----- Listed records

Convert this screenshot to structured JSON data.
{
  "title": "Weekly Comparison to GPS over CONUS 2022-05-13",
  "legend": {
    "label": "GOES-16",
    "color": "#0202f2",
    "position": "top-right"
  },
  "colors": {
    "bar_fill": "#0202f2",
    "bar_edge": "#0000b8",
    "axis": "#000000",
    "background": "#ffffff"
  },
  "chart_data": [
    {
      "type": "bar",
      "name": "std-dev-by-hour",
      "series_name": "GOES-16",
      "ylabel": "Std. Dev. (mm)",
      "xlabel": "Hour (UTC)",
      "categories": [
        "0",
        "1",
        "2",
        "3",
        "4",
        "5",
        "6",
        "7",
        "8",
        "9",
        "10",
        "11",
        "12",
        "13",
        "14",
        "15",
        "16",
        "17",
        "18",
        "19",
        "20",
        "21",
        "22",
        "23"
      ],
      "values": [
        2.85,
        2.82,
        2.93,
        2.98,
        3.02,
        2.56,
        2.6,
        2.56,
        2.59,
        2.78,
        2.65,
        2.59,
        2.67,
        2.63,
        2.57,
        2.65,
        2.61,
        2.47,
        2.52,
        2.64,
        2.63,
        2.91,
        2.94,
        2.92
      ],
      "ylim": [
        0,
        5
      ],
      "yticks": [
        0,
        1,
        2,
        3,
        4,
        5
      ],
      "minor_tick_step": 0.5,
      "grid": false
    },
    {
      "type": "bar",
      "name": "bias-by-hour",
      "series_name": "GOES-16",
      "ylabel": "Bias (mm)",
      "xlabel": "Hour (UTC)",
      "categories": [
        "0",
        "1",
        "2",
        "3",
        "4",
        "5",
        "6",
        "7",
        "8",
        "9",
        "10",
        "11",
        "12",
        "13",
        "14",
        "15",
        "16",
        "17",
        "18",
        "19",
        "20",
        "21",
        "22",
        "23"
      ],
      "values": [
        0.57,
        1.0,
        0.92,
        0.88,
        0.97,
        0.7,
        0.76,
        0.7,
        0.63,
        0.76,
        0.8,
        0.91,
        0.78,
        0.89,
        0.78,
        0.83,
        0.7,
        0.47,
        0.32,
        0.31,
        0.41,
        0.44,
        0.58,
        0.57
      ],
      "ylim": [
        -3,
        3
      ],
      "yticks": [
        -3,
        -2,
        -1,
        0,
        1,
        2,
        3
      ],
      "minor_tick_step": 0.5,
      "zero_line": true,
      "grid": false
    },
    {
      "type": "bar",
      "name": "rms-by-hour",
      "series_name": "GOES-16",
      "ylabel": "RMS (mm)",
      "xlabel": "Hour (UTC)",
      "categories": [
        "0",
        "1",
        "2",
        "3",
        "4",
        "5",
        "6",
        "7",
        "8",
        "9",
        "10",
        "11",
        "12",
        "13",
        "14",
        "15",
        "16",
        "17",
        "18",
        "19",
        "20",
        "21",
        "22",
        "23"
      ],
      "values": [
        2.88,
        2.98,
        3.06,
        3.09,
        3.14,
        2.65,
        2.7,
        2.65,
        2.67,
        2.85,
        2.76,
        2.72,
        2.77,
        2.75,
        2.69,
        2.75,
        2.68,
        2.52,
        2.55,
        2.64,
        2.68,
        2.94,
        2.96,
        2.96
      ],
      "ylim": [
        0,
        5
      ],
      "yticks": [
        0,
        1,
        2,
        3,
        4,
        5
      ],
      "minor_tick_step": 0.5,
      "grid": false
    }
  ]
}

----------

§ Task to carry out
Write out the whole listing again, exactly as it stands.

§ Task response
Convert this screenshot to structured JSON data.
{
  "title": "Weekly Comparison to GPS over CONUS 2022-05-13",
  "legend": {
    "label": "GOES-16",
    "color": "#0202f2",
    "position": "top-right"
  },
  "colors": {
    "bar_fill": "#0202f2",
    "bar_edge": "#0000b8",
    "axis": "#000000",
    "background": "#ffffff"
  },
  "chart_data": [
    {
      "type": "bar",
      "name": "std-dev-by-hour",
      "series_name": "GOES-16",
      "ylabel": "Std. Dev. (mm)",
      "xlabel": "Hour (UTC)",
      "categories": [
        "0",
        "1",
        "2",
        "3",
        "4",
        "5",
        "6",
        "7",
        "8",
        "9",
        "10",
        "11",
        "12",
        "13",
        "14",
        "15",
        "16",
        "17",
        "18",
        "19",
        "20",
        "21",
        "22",
        "23"
      ],
      "values": [
        2.85,
        2.82,
        2.93,
        2.98,
        3.02,
        2.56,
        2.6,
        2.56,
        2.59,
        2.78,
        2.65,
        2.59,
        2.67,
        2.63,
        2.57,
        2.65,
        2.61,
        2.47,
        2.52,
        2.64,
        2.63,
        2.91,
        2.94,
        2.92
      ],
      "ylim": [
        0,
        5
      ],
      "yticks": [
        0,
        1,
        2,
        3,
        4,
        5
      ],
      "minor_tick_step": 0.5,
      "grid": false
    },
    {
      "type": "bar",
      "name": "bias-by-hour",
      "series_name": "GOES-16",
      "ylabel": "Bias (mm)",
      "xlabel": "Hour (UTC)",
      "categories": [
        "0",
        "1",
        "2",
        "3",
        "4",
        "5",
        "6",
        "7",
        "8",
        "9",
        "10",
        "11",
        "12",
        "13",
        "14",
        "15",
        "16",
        "17",
        "18",
        "19",
        "20",
        "21",
        "22",
        "23"
      ],
      "values": [
        0.57,
        1.0,
        0.92,
        0.88,
        0.97,
        0.7,
        0.76,
        0.7,
        0.63,
        0.76,
        0.8,
        0.91,
        0.78,
        0.89,
        0.78,
        0.83,
        0.7,
        0.47,
        0.32,
        0.31,
        0.41,
        0.44,
        0.58,
        0.57
      ],
      "ylim": [
        -3,
        3
      ],
      "yticks": [
        -3,
        -2,
        -1,
        0,
        1,
        2,
        3
      ],
      "minor_tick_step": 0.5,
      "zero_line": true,
      "grid": false
    },
    {
      "type": "bar",
      "name": "rms-by-hour",
      "series_name": "GOES-16",
      "ylabel": "RMS (mm)",
      "xlabel": "Hour (UTC)",
      "categories": [
        "0",
        "1",
        "2",
        "3",
        "4",
        "5",
        "6",
        "7",
        "8",
        "9",
        "10",
        "11",
        "12",
        "13",
        "14",
        "15",
        "16",
        "17",
        "18",
        "19",
        "20",
        "21",
        "22",
        "23"
      ],
      "values": [
        2.88,
        2.98,
        3.06,
        3.09,
        3.14,
        2.65,
        2.7,
        2.65,
        2.67,
        2.85,
        2.76,
        2.72,
        2.77,
        2.75,
        2.69,
        2.75,
        2.68,
        2.52,
        2.55,
        2.64,
        2.68,
        2.94,
        2.96,
        2.96
      ],
      "ylim": [
        0,
        5
      ],
      "yticks": [
        0,
        1,
        2,
        3,
        4,
        5
      ],
      "minor_tick_step": 0.5,
      "grid": false
    }
  ]
}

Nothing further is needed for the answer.